### Directions
From the listing below, return each line that includes "main".

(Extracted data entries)

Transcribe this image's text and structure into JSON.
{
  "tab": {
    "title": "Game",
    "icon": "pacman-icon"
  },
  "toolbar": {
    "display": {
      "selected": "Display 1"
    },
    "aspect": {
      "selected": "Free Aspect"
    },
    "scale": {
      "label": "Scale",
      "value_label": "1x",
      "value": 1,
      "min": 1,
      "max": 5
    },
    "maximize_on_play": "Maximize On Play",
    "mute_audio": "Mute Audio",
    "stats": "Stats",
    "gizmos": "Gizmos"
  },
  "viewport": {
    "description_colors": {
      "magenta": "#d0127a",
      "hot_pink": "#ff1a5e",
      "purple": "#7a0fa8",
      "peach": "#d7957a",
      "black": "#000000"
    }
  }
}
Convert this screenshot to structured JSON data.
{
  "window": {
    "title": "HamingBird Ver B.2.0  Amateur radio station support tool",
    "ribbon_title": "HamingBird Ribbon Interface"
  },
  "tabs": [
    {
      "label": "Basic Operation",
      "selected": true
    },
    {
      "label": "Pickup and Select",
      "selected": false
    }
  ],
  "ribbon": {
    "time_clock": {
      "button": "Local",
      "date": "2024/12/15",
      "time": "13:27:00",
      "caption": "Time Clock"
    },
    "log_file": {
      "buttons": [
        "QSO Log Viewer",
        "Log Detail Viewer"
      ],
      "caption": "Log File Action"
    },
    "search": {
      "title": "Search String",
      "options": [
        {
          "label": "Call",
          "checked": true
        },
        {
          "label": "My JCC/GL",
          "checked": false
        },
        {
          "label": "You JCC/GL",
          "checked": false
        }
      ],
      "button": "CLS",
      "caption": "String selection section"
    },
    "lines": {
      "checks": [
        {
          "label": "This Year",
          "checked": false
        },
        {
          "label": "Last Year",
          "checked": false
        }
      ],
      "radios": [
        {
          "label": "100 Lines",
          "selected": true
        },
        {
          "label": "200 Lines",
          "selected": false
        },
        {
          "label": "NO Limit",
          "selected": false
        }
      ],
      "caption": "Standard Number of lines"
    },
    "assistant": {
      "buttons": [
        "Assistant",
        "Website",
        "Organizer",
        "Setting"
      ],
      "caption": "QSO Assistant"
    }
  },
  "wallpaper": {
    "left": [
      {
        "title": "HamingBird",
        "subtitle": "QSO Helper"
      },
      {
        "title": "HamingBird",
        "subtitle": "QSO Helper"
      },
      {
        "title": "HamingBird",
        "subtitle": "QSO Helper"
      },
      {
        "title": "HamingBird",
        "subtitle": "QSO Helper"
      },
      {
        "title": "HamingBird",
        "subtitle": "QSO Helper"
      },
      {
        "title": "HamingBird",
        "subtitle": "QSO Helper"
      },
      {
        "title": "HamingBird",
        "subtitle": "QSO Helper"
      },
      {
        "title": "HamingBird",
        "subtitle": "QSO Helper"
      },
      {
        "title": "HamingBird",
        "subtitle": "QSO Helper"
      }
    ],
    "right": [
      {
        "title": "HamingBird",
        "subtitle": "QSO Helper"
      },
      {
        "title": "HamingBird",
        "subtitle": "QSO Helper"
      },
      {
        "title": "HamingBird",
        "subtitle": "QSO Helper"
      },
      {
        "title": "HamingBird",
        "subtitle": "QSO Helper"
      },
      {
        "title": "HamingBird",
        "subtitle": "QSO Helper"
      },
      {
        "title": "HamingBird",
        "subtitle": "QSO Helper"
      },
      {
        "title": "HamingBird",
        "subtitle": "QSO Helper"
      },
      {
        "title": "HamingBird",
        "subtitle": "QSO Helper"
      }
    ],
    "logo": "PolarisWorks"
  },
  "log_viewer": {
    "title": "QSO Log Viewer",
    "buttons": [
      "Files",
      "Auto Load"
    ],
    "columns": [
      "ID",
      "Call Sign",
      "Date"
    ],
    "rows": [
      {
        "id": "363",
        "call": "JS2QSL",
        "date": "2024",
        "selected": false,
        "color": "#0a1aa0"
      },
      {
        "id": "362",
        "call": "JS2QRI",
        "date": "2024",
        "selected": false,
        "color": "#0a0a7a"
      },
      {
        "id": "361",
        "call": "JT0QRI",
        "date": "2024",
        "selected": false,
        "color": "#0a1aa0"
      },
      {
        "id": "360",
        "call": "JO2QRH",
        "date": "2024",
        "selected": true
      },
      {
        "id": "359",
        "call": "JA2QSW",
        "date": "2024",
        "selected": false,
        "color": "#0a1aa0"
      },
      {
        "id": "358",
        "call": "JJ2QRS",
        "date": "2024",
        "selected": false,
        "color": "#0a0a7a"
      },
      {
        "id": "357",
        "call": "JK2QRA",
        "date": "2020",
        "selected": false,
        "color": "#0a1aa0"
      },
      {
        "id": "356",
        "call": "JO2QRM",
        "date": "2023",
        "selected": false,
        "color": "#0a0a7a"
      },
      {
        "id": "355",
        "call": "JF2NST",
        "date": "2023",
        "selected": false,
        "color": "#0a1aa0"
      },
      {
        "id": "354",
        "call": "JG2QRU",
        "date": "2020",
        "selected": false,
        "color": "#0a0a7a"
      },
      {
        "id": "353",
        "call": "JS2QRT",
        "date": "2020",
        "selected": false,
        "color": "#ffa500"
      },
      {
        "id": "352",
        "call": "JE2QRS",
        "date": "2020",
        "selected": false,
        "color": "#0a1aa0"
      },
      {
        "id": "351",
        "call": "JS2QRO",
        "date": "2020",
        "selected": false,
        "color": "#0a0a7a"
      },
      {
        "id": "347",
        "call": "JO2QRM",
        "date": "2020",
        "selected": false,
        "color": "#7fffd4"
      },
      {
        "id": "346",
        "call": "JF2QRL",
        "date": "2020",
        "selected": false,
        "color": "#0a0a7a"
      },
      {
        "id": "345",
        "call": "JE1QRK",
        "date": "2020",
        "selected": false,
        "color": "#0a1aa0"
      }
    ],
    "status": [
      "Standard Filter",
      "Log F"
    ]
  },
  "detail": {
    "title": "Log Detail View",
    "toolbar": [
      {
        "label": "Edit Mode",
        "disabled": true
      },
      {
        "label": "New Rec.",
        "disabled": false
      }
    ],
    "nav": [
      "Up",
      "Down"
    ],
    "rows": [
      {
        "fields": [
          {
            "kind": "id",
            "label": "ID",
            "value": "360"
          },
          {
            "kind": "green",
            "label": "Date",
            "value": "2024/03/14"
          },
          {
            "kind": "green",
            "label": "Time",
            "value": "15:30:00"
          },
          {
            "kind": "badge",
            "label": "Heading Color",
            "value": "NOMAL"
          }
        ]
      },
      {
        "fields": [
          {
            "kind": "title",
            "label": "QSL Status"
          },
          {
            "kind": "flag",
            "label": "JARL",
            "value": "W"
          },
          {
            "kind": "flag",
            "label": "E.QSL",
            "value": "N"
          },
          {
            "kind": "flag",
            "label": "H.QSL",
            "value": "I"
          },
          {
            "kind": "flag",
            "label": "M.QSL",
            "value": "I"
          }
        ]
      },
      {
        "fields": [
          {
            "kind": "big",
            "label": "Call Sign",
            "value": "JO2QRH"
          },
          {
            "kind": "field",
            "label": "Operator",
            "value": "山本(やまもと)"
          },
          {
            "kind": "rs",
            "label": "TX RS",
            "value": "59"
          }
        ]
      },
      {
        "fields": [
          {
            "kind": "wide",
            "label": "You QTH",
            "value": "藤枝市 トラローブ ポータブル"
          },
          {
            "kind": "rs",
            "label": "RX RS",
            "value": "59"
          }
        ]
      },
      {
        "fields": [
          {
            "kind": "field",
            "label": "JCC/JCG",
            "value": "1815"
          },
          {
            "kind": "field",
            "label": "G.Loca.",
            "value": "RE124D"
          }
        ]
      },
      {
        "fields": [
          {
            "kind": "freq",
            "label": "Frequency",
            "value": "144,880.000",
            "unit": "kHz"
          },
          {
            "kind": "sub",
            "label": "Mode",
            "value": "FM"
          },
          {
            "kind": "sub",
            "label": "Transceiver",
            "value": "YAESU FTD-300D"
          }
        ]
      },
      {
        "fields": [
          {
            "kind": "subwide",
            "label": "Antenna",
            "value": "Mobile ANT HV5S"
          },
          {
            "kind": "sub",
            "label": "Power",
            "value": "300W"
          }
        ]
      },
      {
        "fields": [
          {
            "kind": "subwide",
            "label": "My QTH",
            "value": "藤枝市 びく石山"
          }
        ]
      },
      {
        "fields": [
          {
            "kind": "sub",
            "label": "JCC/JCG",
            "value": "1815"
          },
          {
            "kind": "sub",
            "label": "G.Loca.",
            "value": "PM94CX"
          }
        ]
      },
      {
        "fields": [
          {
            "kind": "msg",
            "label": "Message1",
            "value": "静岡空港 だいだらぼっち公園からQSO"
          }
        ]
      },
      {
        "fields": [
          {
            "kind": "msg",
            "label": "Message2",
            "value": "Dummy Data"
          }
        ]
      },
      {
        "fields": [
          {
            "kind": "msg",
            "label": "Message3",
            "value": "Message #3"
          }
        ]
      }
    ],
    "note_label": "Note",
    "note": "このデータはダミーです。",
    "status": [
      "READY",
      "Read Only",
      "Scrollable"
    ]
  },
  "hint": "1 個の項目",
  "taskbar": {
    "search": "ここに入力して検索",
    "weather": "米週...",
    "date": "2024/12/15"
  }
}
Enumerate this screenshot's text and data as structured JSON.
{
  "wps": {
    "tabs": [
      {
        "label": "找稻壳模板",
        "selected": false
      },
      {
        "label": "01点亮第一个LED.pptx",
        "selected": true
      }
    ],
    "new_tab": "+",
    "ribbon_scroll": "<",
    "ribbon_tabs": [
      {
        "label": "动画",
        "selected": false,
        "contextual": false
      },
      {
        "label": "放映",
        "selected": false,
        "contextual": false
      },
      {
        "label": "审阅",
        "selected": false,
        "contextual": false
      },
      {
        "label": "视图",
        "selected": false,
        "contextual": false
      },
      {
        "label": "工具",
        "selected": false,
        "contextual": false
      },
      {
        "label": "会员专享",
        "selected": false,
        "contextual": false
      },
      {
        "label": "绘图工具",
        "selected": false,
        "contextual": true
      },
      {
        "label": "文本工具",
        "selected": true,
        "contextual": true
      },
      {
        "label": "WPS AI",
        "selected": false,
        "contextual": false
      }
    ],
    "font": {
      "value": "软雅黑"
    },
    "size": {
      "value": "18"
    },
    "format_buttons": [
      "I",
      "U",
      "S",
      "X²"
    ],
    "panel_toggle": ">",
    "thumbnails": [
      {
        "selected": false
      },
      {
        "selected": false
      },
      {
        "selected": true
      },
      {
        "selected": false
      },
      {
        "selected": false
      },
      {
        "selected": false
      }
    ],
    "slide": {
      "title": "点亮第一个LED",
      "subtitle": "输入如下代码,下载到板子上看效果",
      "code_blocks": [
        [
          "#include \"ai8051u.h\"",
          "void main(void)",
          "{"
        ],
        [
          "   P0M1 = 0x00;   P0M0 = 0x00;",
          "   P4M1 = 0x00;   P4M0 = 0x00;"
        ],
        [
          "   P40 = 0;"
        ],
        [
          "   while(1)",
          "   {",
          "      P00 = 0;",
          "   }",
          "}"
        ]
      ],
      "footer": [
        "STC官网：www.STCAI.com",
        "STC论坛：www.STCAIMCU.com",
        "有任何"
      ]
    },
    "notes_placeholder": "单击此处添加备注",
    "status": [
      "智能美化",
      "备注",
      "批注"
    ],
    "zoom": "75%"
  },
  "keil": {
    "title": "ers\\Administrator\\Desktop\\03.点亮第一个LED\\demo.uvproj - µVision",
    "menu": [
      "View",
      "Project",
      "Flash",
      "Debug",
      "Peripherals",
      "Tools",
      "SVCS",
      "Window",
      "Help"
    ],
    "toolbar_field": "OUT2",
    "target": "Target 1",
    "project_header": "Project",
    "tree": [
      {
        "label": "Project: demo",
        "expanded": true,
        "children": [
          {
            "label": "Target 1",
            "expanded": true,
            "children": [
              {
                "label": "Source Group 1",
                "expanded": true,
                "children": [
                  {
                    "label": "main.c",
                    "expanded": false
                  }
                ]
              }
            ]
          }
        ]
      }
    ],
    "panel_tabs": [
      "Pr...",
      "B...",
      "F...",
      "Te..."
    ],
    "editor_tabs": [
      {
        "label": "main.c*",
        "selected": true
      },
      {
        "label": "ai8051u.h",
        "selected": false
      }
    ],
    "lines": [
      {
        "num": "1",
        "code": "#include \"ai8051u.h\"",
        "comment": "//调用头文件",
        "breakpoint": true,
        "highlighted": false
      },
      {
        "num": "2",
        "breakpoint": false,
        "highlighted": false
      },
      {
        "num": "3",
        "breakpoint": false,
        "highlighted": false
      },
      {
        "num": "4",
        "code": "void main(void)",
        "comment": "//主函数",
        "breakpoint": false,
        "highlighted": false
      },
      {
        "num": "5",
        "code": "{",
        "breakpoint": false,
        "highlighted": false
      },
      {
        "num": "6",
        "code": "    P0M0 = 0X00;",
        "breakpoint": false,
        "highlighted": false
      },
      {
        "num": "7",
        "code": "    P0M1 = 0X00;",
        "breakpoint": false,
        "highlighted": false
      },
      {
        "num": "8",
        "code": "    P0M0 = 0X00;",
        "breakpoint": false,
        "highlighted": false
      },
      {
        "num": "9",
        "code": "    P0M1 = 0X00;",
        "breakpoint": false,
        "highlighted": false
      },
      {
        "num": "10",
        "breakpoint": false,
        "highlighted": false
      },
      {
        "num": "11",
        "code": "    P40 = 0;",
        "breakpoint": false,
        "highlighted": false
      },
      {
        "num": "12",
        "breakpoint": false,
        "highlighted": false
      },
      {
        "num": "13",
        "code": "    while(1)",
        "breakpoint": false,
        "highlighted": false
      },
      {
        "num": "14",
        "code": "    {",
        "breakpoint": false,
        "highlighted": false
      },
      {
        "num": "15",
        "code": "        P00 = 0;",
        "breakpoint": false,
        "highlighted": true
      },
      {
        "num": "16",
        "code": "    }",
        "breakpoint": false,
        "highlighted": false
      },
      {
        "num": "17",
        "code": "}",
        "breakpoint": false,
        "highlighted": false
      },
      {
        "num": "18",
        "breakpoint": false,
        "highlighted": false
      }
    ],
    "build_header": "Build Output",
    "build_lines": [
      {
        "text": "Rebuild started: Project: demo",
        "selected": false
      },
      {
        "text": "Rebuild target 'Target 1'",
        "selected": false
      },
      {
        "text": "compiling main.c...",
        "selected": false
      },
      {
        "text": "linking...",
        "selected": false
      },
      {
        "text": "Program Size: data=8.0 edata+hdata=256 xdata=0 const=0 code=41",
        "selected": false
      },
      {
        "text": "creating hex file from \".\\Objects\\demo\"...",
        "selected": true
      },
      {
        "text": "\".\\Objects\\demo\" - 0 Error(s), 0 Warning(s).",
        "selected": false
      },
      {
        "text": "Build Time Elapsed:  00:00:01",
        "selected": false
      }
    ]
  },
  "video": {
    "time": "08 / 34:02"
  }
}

### Reply
          "void main(void)",
                    "label": "main.c",
        "label": "main.c*",
        "code": "void main(void)",
        "text": "compiling main.c...",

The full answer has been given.